>>>>

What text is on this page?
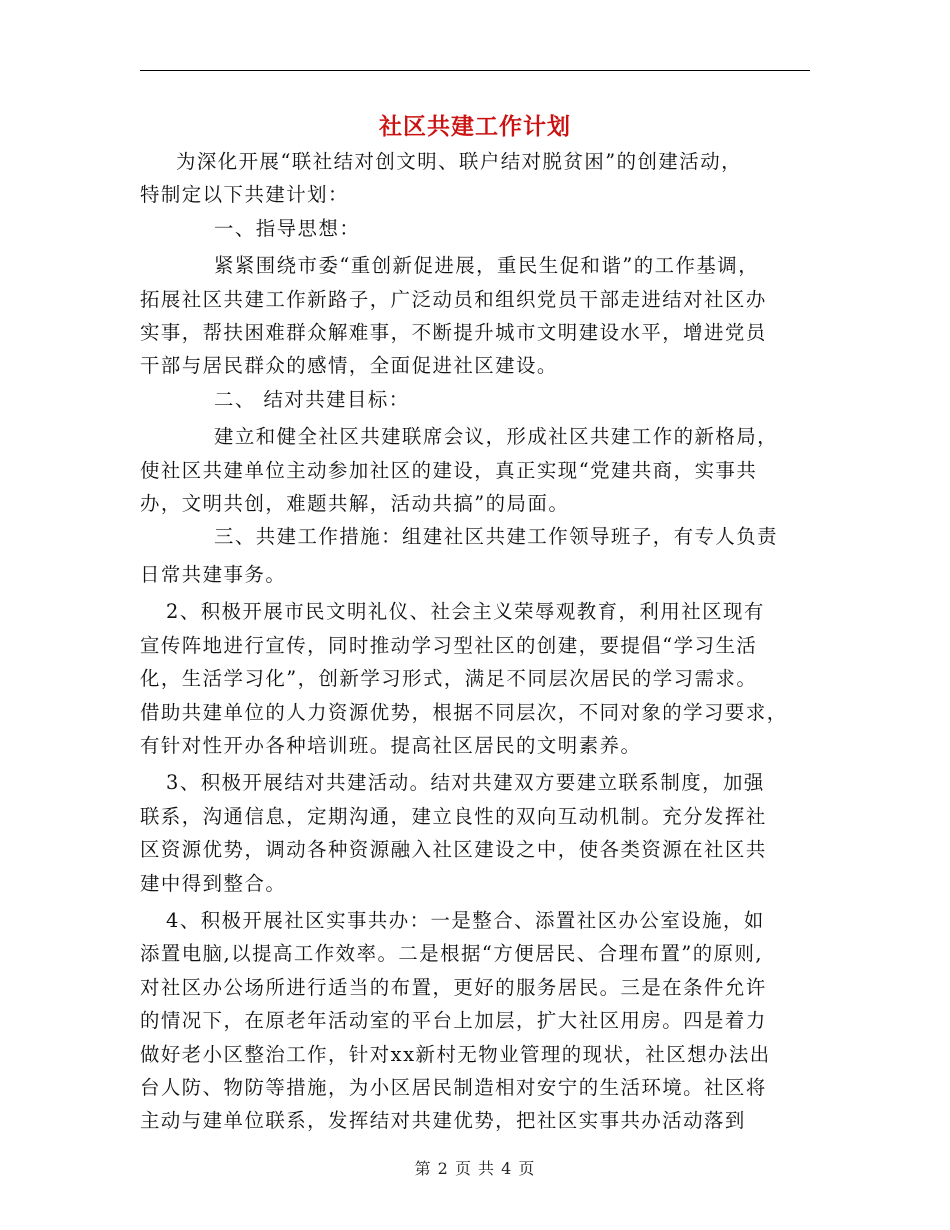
社区共建工作计划
为深化开展“联社结对创文明、联户结对脱贫困”的创建活动，
特制定以下共建计划：
一、指导思想：
紧紧围绕市委“重创新促进展，重民生促和谐”的工作基调，
拓展社区共建工作新路子，广泛动员和组织党员干部走进结对社区办
实事，帮扶困难群众解难事，不断提升城市文明建设水平，增进党员
干部与居民群众的感情，全面促进社区建设。
二、 结对共建目标：
建立和健全社区共建联席会议，形成社区共建工作的新格局，
使社区共建单位主动参加社区的建设，真正实现“党建共商，实事共
办，文明共创，难题共解，活动共搞”的局面。
三、共建工作措施：组建社区共建工作领导班子，有专人负责
日常共建事务。
2、积极开展市民文明礼仪、社会主义荣辱观教育，利用社区现有
宣传阵地进行宣传，同时推动学习型社区的创建，要提倡“学习生活
化，生活学习化”，创新学习形式，满足不同层次居民的学习需求。
借助共建单位的人力资源优势，根据不同层次，不同对象的学习要求，
有针对性开办各种培训班。提高社区居民的文明素养。
3、积极开展结对共建活动。结对共建双方要建立联系制度，加强
联系，沟通信息，定期沟通，建立良性的双向互动机制。充分发挥社
区资源优势，调动各种资源融入社区建设之中，使各类资源在社区共
建中得到整合。
4、积极开展社区实事共办：一是整合、添置社区办公室设施，如
添置电脑,以提高工作效率。二是根据“方便居民、合理布置”的原则,
对社区办公场所进行适当的布置，更好的服务居民。三是在条件允许
的情况下，在原老年活动室的平台上加层，扩大社区用房。四是着力
做好老小区整治工作，针对xx新村无物业管理的现状，社区想办法出
台人防、物防等措施，为小区居民制造相对安宁的生活环境。社区将
主动与建单位联系，发挥结对共建优势，把社区实事共办活动落到
第 2 页 共 4 页
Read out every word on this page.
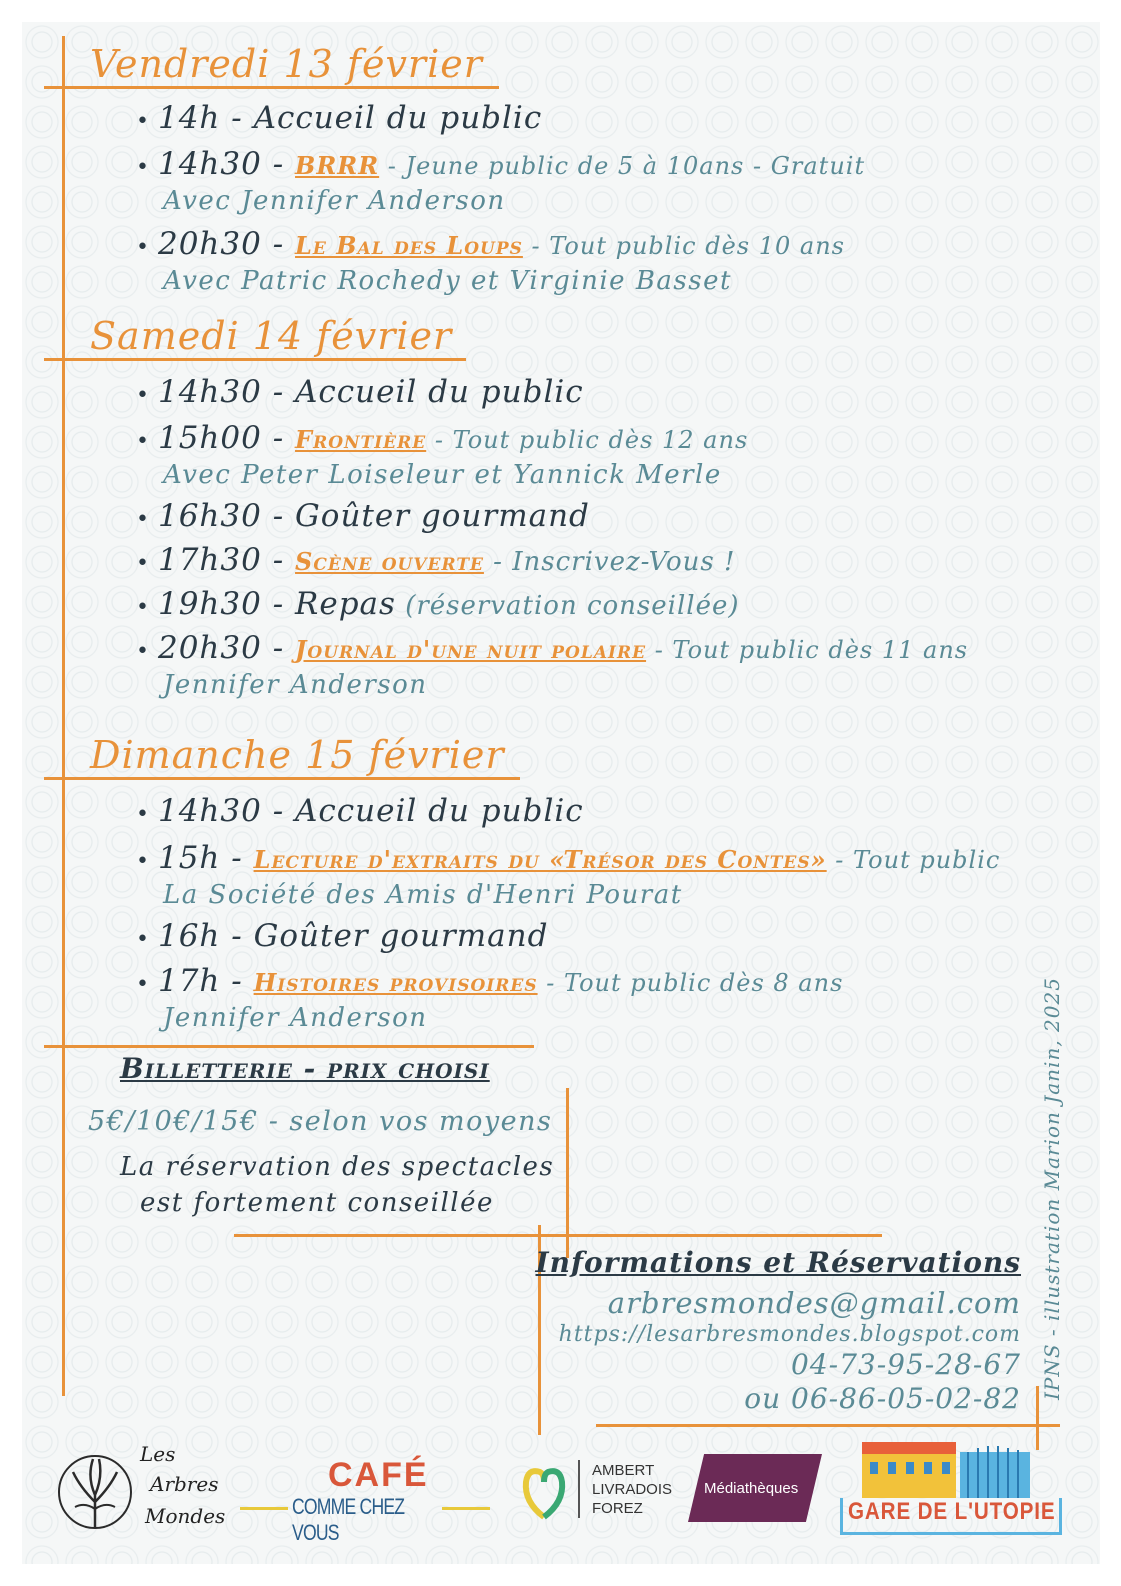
Vendredi 13 février
• 14h - Accueil du public
• 14h30 - BRRR - Jeune public de 5 à 10ans - Gratuit
Avec Jennifer Anderson
• 20h30 - Le Bal des Loups - Tout public dès 10 ans
Avec Patric Rochedy et Virginie Basset
Samedi 14 février
• 14h30 - Accueil du public
• 15h00 - Frontière - Tout public dès 12 ans
Avec Peter Loiseleur et Yannick Merle
• 16h30 - Goûter gourmand
• 17h30 - Scène ouverte - Inscrivez-Vous !
• 19h30 - Repas (réservation conseillée)
• 20h30 - Journal d'une nuit polaire - Tout public dès 11 ans
Jennifer Anderson
Dimanche 15 février
• 14h30 - Accueil du public
• 15h - Lecture d'extraits du «Trésor des Contes» - Tout public
La Société des Amis d'Henri Pourat
• 16h - Goûter gourmand
• 17h - Histoires provisoires - Tout public dès 8 ans
Jennifer Anderson
Billetterie - prix choisi
5€/10€/15€ - selon vos moyens
La réservation des spectacles
est fortement conseillée
Informations et Réservations
arbresmondes@gmail.com
https://lesarbresmondes.blogspot.com
04-73-95-28-67
ou 06-86-05-02-82 IPNS - illustration Marion Janin, 2025
Les
Arbres
Mondes
CAFÉ
COMME CHEZ VOUS
AMBERT
LIVRADOIS
FOREZ
Médiathèques
GARE DE L'UTOPIE
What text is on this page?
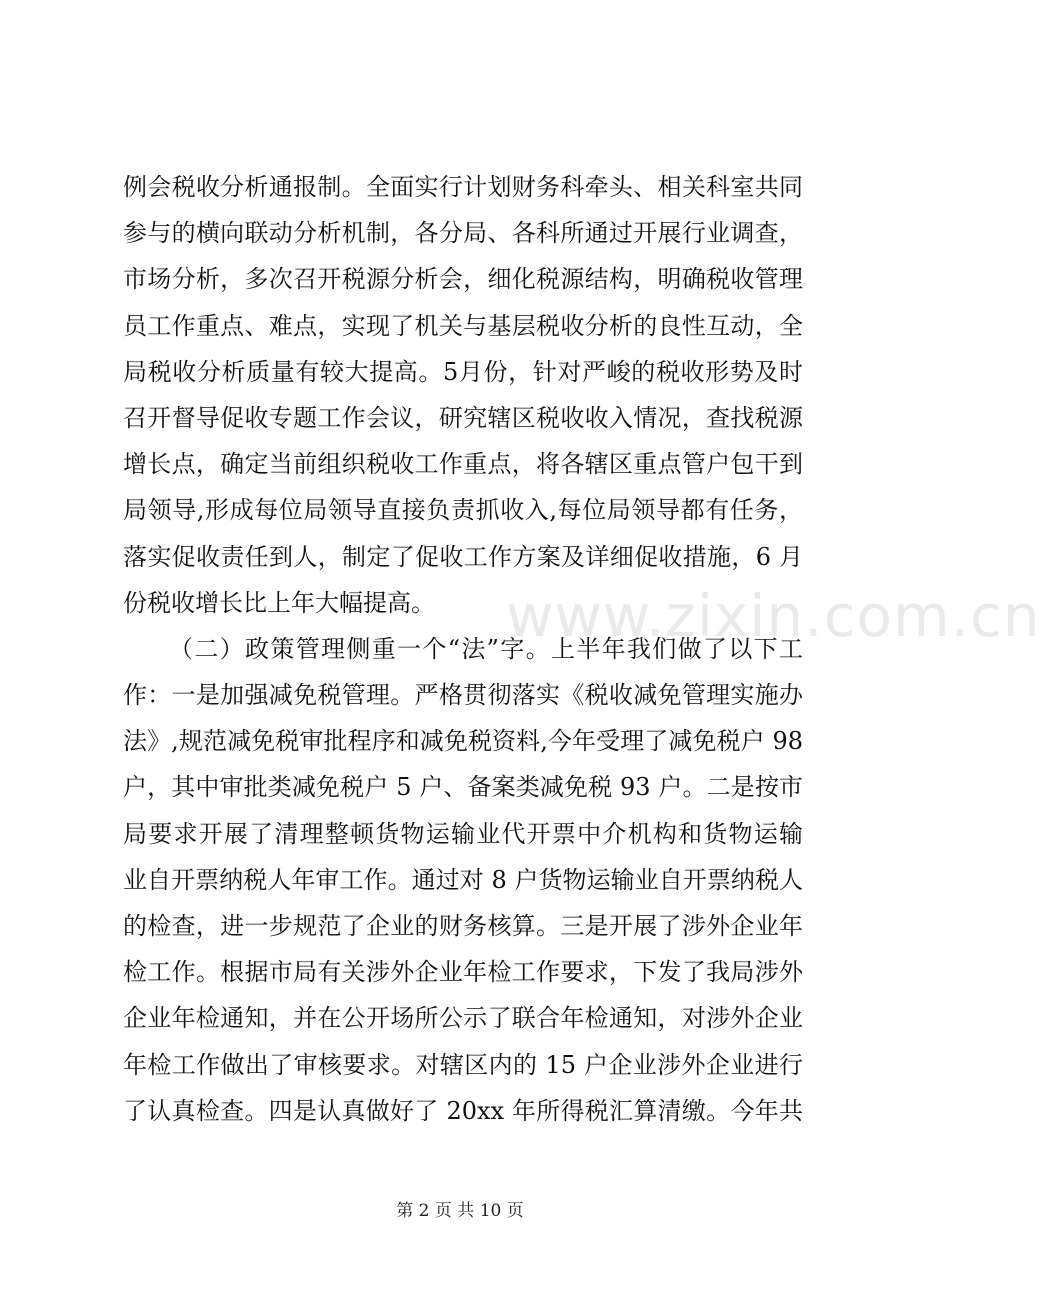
例会税收分析通报制。全面实行计划财务科牵头、相关科室共同
参与的横向联动分析机制，各分局、各科所通过开展行业调查，
市场分析，多次召开税源分析会，细化税源结构，明确税收管理
员工作重点、难点，实现了机关与基层税收分析的良性互动，全
局税收分析质量有较大提高。5月份，针对严峻的税收形势及时
召开督导促收专题工作会议，研究辖区税收收入情况，查找税源
增长点，确定当前组织税收工作重点，将各辖区重点管户包干到
局领导,形成每位局领导直接负责抓收入,每位局领导都有任务，
落实促收责任到人，制定了促收工作方案及详细促收措施，6 月
份税收增长比上年大幅提高。
（二）政策管理侧重一个“法”字。上半年我们做了以下工
作：一是加强减免税管理。严格贯彻落实《税收减免管理实施办
法》,规范减免税审批程序和减免税资料,今年受理了减免税户 98
户，其中审批类减免税户 5 户、备案类减免税 93 户。二是按市
局要求开展了清理整顿货物运输业代开票中介机构和货物运输
业自开票纳税人年审工作。通过对 8 户货物运输业自开票纳税人
的检查，进一步规范了企业的财务核算。三是开展了涉外企业年
检工作。根据市局有关涉外企业年检工作要求，下发了我局涉外
企业年检通知，并在公开场所公示了联合年检通知，对涉外企业
年检工作做出了审核要求。对辖区内的 15 户企业涉外企业进行
了认真检查。四是认真做好了 20xx 年所得税汇算清缴。今年共
www.zixin.com.cn
第 2 页 共 10 页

<<<<

▸ Given exercise: Copy the listing over exactly, skipping the pictures it holds.

▸ Correct response:
What text is on this page?
社区共建工作计划
为深化开展“联社结对创文明、联户结对脱贫困”的创建活动，
特制定以下共建计划：
一、指导思想：
紧紧围绕市委“重创新促进展，重民生促和谐”的工作基调，
拓展社区共建工作新路子，广泛动员和组织党员干部走进结对社区办
实事，帮扶困难群众解难事，不断提升城市文明建设水平，增进党员
干部与居民群众的感情，全面促进社区建设。
二、 结对共建目标：
建立和健全社区共建联席会议，形成社区共建工作的新格局，
使社区共建单位主动参加社区的建设，真正实现“党建共商，实事共
办，文明共创，难题共解，活动共搞”的局面。
三、共建工作措施：组建社区共建工作领导班子，有专人负责
日常共建事务。
2、积极开展市民文明礼仪、社会主义荣辱观教育，利用社区现有
宣传阵地进行宣传，同时推动学习型社区的创建，要提倡“学习生活
化，生活学习化”，创新学习形式，满足不同层次居民的学习需求。
借助共建单位的人力资源优势，根据不同层次，不同对象的学习要求，
有针对性开办各种培训班。提高社区居民的文明素养。
3、积极开展结对共建活动。结对共建双方要建立联系制度，加强
联系，沟通信息，定期沟通，建立良性的双向互动机制。充分发挥社
区资源优势，调动各种资源融入社区建设之中，使各类资源在社区共
建中得到整合。
4、积极开展社区实事共办：一是整合、添置社区办公室设施，如
添置电脑,以提高工作效率。二是根据“方便居民、合理布置”的原则,
对社区办公场所进行适当的布置，更好的服务居民。三是在条件允许
的情况下，在原老年活动室的平台上加层，扩大社区用房。四是着力
做好老小区整治工作，针对xx新村无物业管理的现状，社区想办法出
台人防、物防等措施，为小区居民制造相对安宁的生活环境。社区将
主动与建单位联系，发挥结对共建优势，把社区实事共办活动落到
第 2 页 共 4 页
Read out every word on this page.
Vendredi 13 février
• 14h - Accueil du public
• 14h30 - BRRR - Jeune public de 5 à 10ans - Gratuit
Avec Jennifer Anderson
• 20h30 - Le Bal des Loups - Tout public dès 10 ans
Avec Patric Rochedy et Virginie Basset
Samedi 14 février
• 14h30 - Accueil du public
• 15h00 - Frontière - Tout public dès 12 ans
Avec Peter Loiseleur et Yannick Merle
• 16h30 - Goûter gourmand
• 17h30 - Scène ouverte - Inscrivez-Vous !
• 19h30 - Repas (réservation conseillée)
• 20h30 - Journal d'une nuit polaire - Tout public dès 11 ans
Jennifer Anderson
Dimanche 15 février
• 14h30 - Accueil du public
• 15h - Lecture d'extraits du «Trésor des Contes» - Tout public
La Société des Amis d'Henri Pourat
• 16h - Goûter gourmand
• 17h - Histoires provisoires - Tout public dès 8 ans
Jennifer Anderson
Billetterie - prix choisi
5€/10€/15€ - selon vos moyens
La réservation des spectacles
est fortement conseillée
Informations et Réservations
arbresmondes@gmail.com
https://lesarbresmondes.blogspot.com
04-73-95-28-67
ou 06-86-05-02-82 IPNS - illustration Marion Janin, 2025
Les
Arbres
Mondes
CAFÉ
COMME CHEZ VOUS
AMBERT
LIVRADOIS
FOREZ
Médiathèques
GARE DE L'UTOPIE
What text is on this page?
例会税收分析通报制。全面实行计划财务科牵头、相关科室共同
参与的横向联动分析机制，各分局、各科所通过开展行业调查，
市场分析，多次召开税源分析会，细化税源结构，明确税收管理
员工作重点、难点，实现了机关与基层税收分析的良性互动，全
局税收分析质量有较大提高。5月份，针对严峻的税收形势及时
召开督导促收专题工作会议，研究辖区税收收入情况，查找税源
增长点，确定当前组织税收工作重点，将各辖区重点管户包干到
局领导,形成每位局领导直接负责抓收入,每位局领导都有任务，
落实促收责任到人，制定了促收工作方案及详细促收措施，6 月
份税收增长比上年大幅提高。
（二）政策管理侧重一个“法”字。上半年我们做了以下工
作：一是加强减免税管理。严格贯彻落实《税收减免管理实施办
法》,规范减免税审批程序和减免税资料,今年受理了减免税户 98
户，其中审批类减免税户 5 户、备案类减免税 93 户。二是按市
局要求开展了清理整顿货物运输业代开票中介机构和货物运输
业自开票纳税人年审工作。通过对 8 户货物运输业自开票纳税人
的检查，进一步规范了企业的财务核算。三是开展了涉外企业年
检工作。根据市局有关涉外企业年检工作要求，下发了我局涉外
企业年检通知，并在公开场所公示了联合年检通知，对涉外企业
年检工作做出了审核要求。对辖区内的 15 户企业涉外企业进行
了认真检查。四是认真做好了 20xx 年所得税汇算清缴。今年共
www.zixin.com.cn
第 2 页 共 10 页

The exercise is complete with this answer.